Dataset entries:
= = = = = = =

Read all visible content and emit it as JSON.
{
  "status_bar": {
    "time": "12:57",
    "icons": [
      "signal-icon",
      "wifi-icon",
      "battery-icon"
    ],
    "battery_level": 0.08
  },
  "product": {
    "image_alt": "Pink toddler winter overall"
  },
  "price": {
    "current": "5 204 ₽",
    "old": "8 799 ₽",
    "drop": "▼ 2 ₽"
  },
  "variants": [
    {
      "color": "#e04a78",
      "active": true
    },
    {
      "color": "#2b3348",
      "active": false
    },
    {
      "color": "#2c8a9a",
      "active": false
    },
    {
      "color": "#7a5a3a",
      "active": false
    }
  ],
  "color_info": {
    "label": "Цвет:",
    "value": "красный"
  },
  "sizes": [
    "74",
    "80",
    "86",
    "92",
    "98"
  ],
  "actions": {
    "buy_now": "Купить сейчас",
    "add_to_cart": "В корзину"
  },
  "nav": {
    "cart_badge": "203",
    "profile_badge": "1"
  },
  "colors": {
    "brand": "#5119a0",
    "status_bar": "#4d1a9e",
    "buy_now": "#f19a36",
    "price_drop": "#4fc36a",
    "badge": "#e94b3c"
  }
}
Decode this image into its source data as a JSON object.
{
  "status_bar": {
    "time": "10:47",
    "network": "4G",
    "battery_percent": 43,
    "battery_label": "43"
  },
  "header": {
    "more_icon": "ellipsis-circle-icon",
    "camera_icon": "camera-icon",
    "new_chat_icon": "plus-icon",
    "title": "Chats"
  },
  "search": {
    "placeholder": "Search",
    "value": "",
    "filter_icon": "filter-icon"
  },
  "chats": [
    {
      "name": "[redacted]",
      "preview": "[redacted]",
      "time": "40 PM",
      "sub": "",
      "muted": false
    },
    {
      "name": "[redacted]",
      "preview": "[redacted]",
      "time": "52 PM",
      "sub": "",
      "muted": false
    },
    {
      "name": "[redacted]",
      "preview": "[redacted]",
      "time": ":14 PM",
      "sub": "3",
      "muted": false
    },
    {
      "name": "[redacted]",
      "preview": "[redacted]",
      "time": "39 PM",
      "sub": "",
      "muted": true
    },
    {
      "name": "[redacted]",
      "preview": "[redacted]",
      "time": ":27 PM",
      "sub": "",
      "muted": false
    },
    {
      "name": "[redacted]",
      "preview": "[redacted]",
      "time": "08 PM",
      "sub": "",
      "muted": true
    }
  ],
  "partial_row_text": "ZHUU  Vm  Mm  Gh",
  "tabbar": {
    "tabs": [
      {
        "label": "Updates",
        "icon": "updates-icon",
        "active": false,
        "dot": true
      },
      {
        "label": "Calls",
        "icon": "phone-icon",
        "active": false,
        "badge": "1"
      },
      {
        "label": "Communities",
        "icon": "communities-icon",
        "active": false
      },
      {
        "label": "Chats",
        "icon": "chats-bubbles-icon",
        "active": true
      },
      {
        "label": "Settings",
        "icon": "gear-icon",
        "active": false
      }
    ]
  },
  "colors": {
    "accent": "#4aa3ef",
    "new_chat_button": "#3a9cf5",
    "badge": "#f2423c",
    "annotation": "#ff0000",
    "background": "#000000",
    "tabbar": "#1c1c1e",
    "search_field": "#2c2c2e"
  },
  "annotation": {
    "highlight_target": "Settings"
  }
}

= = = = = = =

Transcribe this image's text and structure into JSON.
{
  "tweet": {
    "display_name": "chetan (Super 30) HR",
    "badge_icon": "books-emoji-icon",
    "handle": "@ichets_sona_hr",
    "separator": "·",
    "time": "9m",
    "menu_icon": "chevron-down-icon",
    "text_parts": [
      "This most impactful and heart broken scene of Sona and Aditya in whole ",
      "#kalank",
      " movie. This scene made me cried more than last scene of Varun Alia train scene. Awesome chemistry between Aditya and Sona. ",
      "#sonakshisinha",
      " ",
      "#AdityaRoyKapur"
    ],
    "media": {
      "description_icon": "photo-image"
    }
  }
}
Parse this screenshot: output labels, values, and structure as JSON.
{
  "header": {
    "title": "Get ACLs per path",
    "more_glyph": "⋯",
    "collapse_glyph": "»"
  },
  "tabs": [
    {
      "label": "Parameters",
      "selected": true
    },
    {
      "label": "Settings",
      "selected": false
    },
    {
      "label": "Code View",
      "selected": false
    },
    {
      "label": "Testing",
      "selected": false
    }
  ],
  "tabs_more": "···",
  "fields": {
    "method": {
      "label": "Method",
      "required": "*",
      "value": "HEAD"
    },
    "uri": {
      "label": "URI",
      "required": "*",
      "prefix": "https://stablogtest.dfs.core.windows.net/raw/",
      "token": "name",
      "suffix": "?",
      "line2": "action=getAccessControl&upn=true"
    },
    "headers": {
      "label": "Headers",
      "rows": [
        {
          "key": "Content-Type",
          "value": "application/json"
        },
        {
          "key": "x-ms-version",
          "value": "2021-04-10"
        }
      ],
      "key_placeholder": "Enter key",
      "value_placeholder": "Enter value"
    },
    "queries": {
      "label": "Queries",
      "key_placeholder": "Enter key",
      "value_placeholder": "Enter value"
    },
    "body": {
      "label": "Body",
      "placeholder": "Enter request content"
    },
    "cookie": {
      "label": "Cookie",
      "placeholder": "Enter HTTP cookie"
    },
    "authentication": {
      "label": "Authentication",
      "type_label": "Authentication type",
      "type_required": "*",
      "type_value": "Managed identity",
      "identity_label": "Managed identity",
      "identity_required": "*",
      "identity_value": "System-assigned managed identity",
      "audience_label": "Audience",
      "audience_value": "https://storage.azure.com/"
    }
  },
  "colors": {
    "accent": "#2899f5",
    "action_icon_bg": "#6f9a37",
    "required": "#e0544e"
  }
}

= = = = = = =

#### What is needed
Search the records for the word "structure" and copy every line where it occurs.

#### Exercise response
Transcribe this image's text and structure into JSON.
Parse this screenshot: output labels, values, and structure as JSON.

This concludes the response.